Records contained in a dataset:

•••••

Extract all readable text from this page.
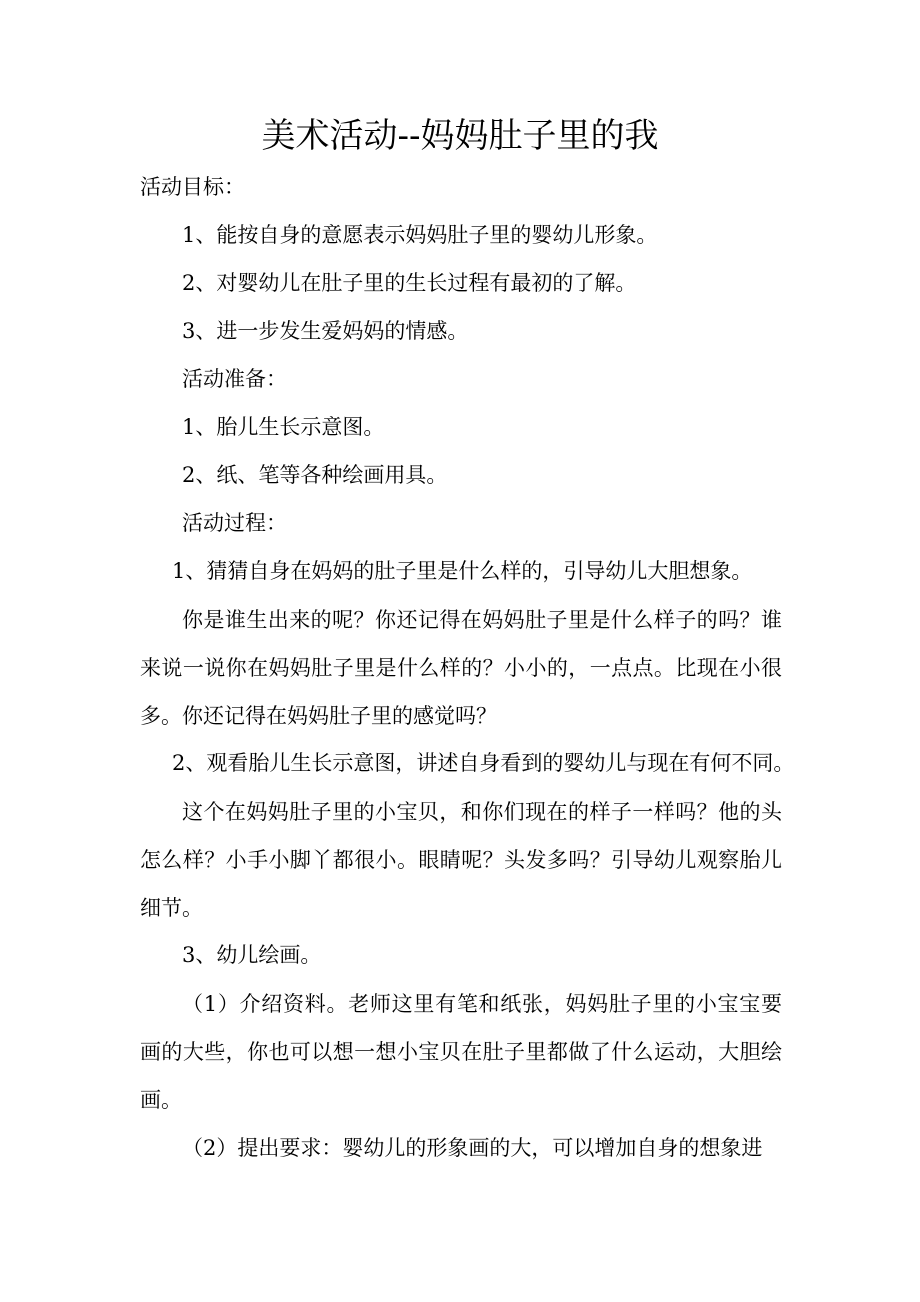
美术活动--妈妈肚子里的我
活动目标：
1、能按自身的意愿表示妈妈肚子里的婴幼儿形象。
2、对婴幼儿在肚子里的生长过程有最初的了解。
3、进一步发生爱妈妈的情感。
活动准备：
1、胎儿生长示意图。
2、纸、笔等各种绘画用具。
活动过程：
1、猜猜自身在妈妈的肚子里是什么样的，引导幼儿大胆想象。
你是谁生出来的呢？你还记得在妈妈肚子里是什么样子的吗？谁来说一说你在妈妈肚子里是什么样的？小小的，一点点。比现在小很多。你还记得在妈妈肚子里的感觉吗？
2、观看胎儿生长示意图，讲述自身看到的婴幼儿与现在有何不同。
这个在妈妈肚子里的小宝贝，和你们现在的样子一样吗？他的头怎么样？小手小脚丫都很小。眼睛呢？头发多吗？引导幼儿观察胎儿细节。
3、幼儿绘画。
（1）介绍资料。老师这里有笔和纸张，妈妈肚子里的小宝宝要画的大些，你也可以想一想小宝贝在肚子里都做了什么运动，大胆绘画。
（2）提出要求：婴幼儿的形象画的大，可以增加自身的想象进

•••••

TASK TO COMPLETE: Copy out each line exactly, without the pictures.

WRITTEN REPLY:
Extract all readable text from this page.
美术活动--妈妈肚子里的我
活动目标：
1、能按自身的意愿表示妈妈肚子里的婴幼儿形象。
2、对婴幼儿在肚子里的生长过程有最初的了解。
3、进一步发生爱妈妈的情感。
活动准备：
1、胎儿生长示意图。
2、纸、笔等各种绘画用具。
活动过程：
1、猜猜自身在妈妈的肚子里是什么样的，引导幼儿大胆想象。
你是谁生出来的呢？你还记得在妈妈肚子里是什么样子的吗？谁来说一说你在妈妈肚子里是什么样的？小小的，一点点。比现在小很多。你还记得在妈妈肚子里的感觉吗？
2、观看胎儿生长示意图，讲述自身看到的婴幼儿与现在有何不同。
这个在妈妈肚子里的小宝贝，和你们现在的样子一样吗？他的头怎么样？小手小脚丫都很小。眼睛呢？头发多吗？引导幼儿观察胎儿细节。
3、幼儿绘画。
（1）介绍资料。老师这里有笔和纸张，妈妈肚子里的小宝宝要画的大些，你也可以想一想小宝贝在肚子里都做了什么运动，大胆绘画。
（2）提出要求：婴幼儿的形象画的大，可以增加自身的想象进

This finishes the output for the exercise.